- Input material
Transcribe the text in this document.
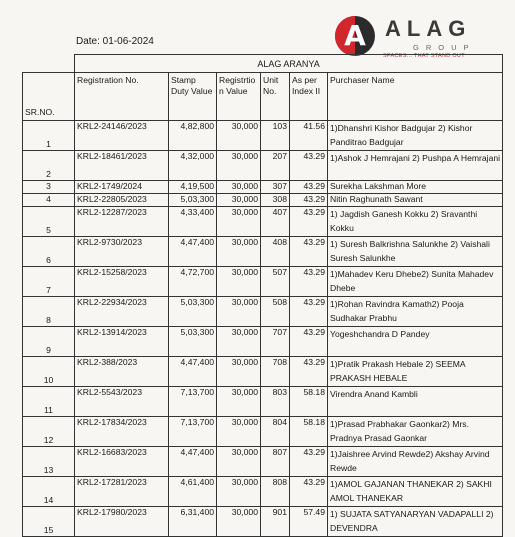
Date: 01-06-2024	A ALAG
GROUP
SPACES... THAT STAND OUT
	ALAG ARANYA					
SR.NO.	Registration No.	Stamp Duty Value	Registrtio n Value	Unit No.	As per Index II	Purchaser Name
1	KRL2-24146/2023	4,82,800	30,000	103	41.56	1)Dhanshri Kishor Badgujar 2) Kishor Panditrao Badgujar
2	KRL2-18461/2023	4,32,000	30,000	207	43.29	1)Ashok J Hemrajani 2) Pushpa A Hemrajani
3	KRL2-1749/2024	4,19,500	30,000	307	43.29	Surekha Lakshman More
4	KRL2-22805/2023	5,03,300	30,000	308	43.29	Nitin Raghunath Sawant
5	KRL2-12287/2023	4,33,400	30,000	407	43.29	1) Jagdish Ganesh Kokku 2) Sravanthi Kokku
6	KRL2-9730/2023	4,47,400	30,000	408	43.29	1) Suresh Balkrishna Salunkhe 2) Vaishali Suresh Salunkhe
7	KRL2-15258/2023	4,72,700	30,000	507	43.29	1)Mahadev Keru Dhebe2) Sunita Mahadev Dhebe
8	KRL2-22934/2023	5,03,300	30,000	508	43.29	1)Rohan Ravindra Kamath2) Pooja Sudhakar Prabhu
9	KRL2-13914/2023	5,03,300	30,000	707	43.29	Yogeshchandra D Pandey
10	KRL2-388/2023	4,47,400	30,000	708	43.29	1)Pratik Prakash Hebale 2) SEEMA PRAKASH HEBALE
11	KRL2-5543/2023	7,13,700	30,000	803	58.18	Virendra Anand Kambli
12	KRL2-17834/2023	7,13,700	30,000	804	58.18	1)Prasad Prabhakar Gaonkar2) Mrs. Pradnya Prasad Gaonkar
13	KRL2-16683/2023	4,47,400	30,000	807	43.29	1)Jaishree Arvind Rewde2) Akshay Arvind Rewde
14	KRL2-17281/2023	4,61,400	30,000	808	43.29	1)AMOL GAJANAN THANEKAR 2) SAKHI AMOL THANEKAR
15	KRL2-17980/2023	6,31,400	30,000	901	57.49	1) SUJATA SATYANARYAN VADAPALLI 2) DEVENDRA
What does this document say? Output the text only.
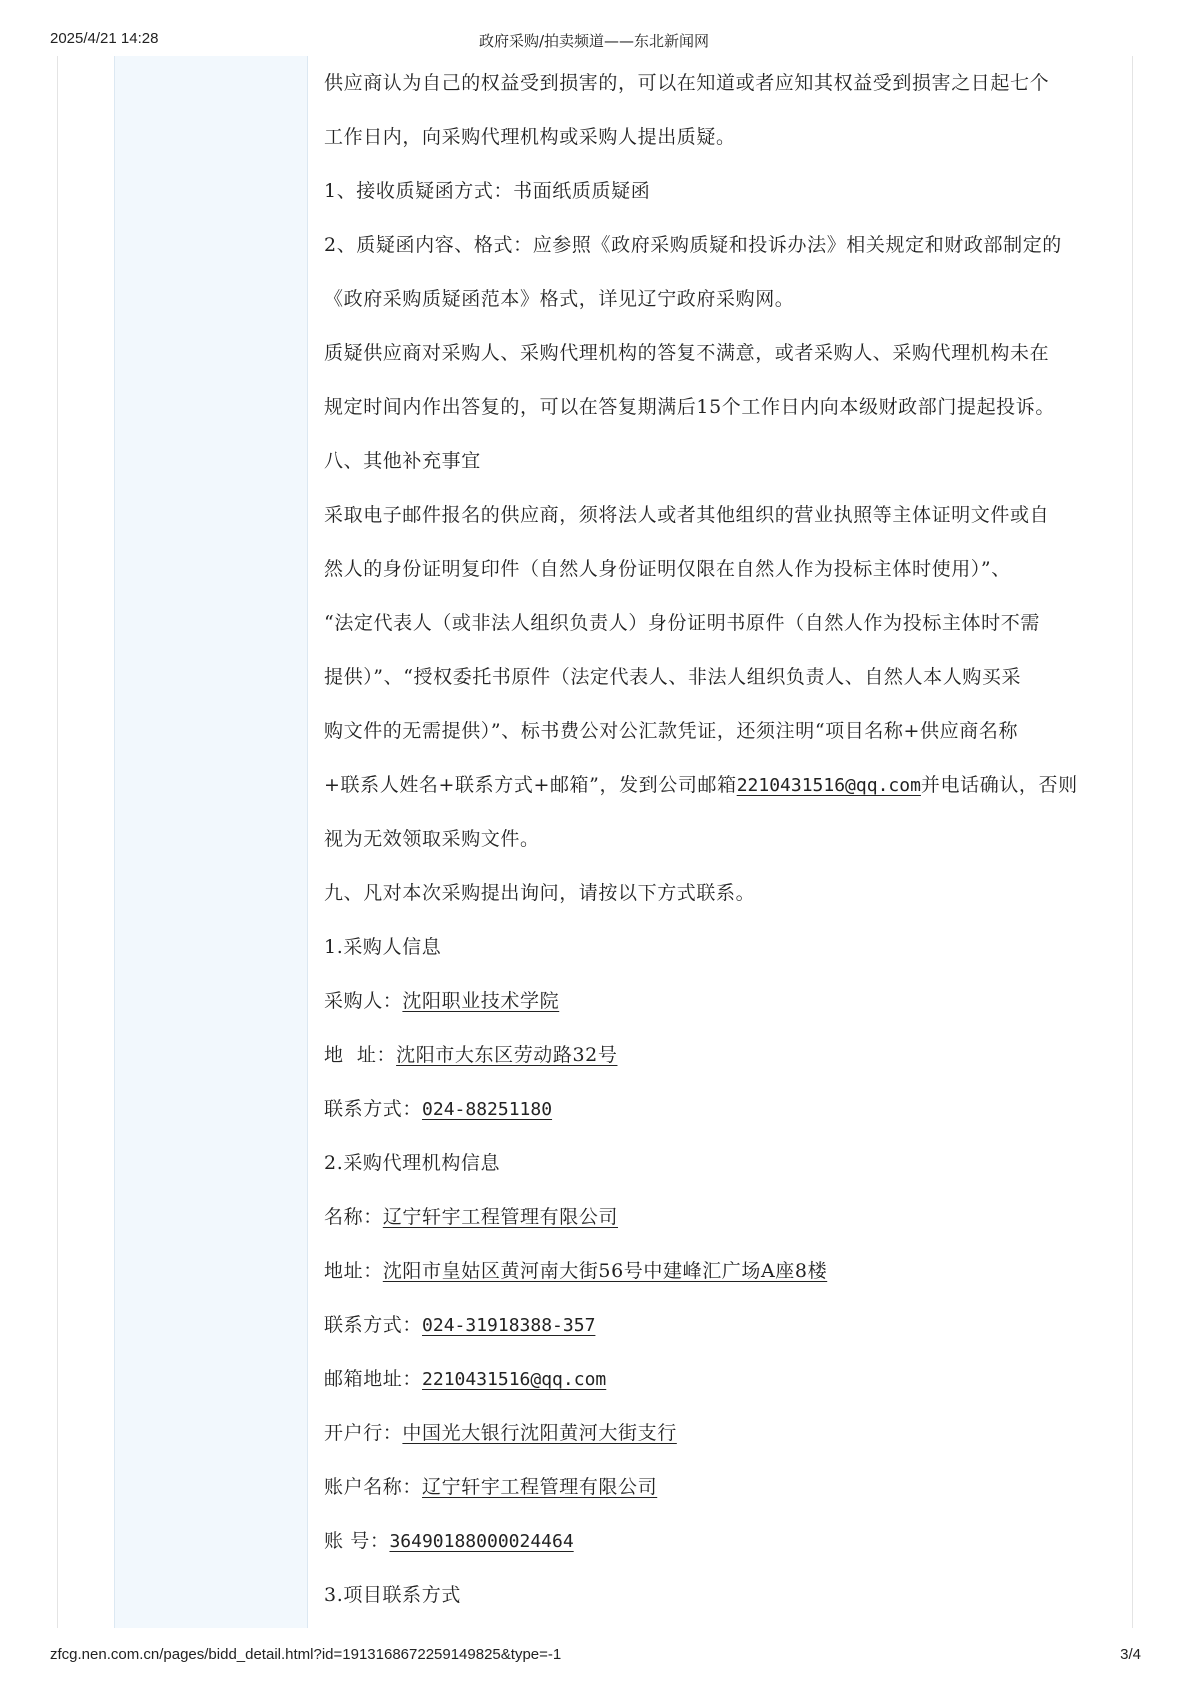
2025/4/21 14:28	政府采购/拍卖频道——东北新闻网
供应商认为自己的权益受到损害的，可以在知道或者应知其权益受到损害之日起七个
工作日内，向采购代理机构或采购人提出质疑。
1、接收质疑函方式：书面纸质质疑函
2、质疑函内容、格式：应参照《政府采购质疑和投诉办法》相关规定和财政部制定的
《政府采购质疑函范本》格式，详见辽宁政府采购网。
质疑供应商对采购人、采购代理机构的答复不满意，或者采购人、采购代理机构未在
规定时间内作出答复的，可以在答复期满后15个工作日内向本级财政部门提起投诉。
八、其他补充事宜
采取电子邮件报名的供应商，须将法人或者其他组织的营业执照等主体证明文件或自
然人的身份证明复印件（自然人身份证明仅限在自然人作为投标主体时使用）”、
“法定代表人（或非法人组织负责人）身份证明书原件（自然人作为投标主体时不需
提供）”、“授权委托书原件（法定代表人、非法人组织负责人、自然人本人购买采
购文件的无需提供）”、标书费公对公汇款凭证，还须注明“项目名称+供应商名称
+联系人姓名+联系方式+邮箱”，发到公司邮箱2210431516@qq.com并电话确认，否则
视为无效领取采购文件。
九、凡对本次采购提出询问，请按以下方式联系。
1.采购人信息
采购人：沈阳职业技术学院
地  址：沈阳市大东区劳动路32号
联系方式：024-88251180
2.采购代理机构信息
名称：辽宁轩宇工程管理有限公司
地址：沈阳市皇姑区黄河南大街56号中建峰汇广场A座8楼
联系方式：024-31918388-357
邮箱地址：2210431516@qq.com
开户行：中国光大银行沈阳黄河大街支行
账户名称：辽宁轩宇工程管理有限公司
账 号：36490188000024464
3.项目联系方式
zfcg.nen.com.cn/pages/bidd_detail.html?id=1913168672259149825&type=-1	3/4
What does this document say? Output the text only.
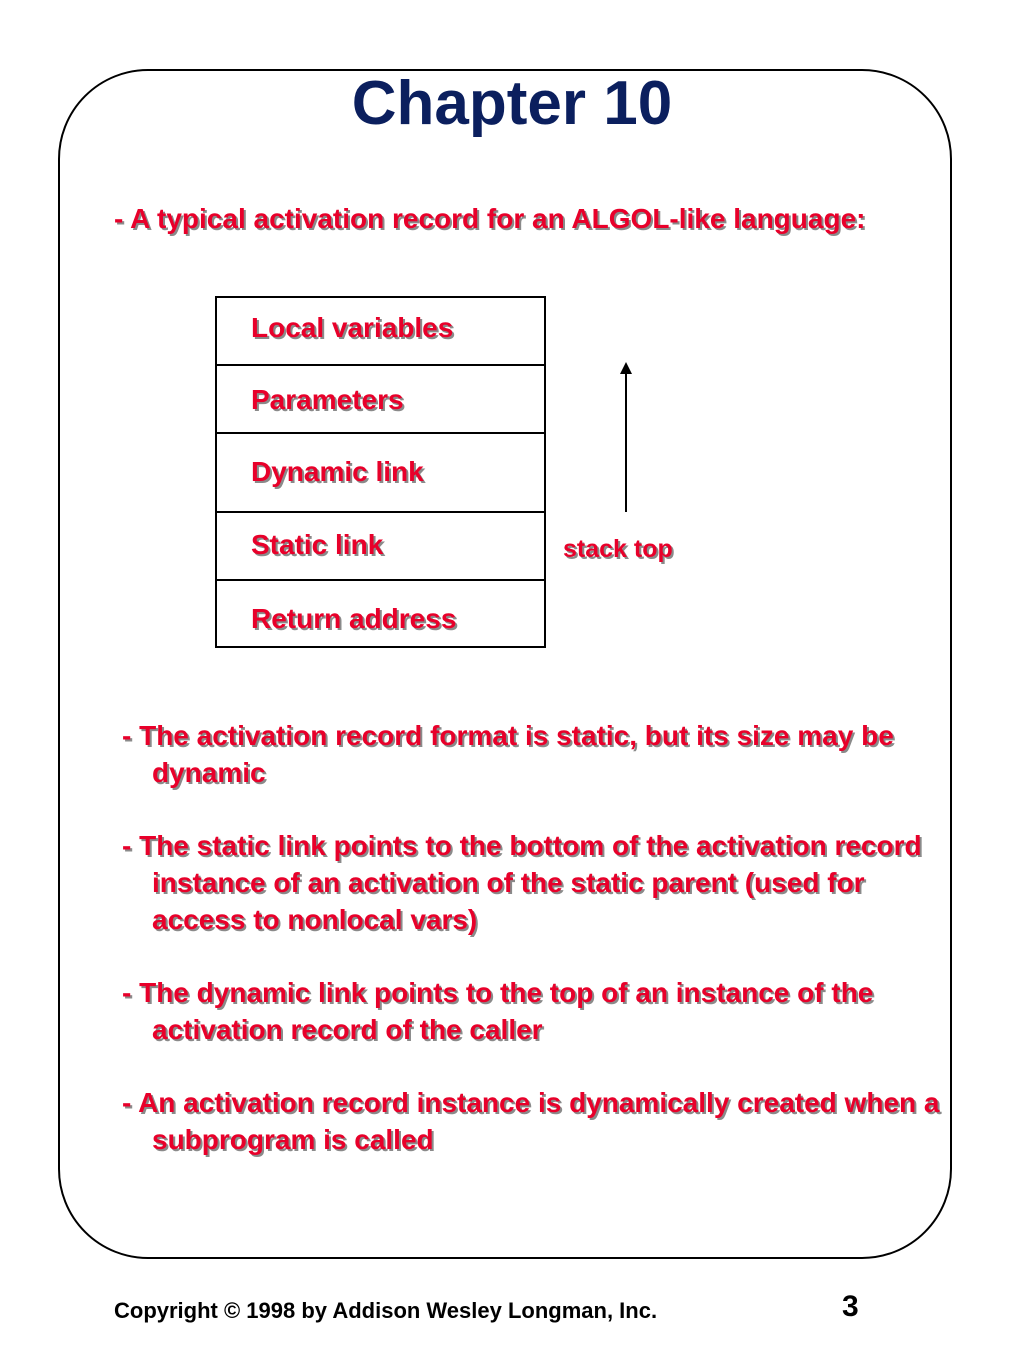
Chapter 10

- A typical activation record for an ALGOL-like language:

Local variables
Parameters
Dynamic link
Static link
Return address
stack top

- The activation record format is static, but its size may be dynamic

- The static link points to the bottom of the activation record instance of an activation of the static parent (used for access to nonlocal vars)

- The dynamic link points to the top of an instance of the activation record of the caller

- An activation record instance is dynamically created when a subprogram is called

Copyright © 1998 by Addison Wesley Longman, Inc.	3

- Exercise goal
Select all lines in the listing that include the word "instance".

- The response
- The static link points to the bottom of the activation record instance of an activation of the static parent (used for access to nonlocal vars)
- The dynamic link points to the top of an instance of the activation record of the caller
- An activation record instance is dynamically created when a subprogram is called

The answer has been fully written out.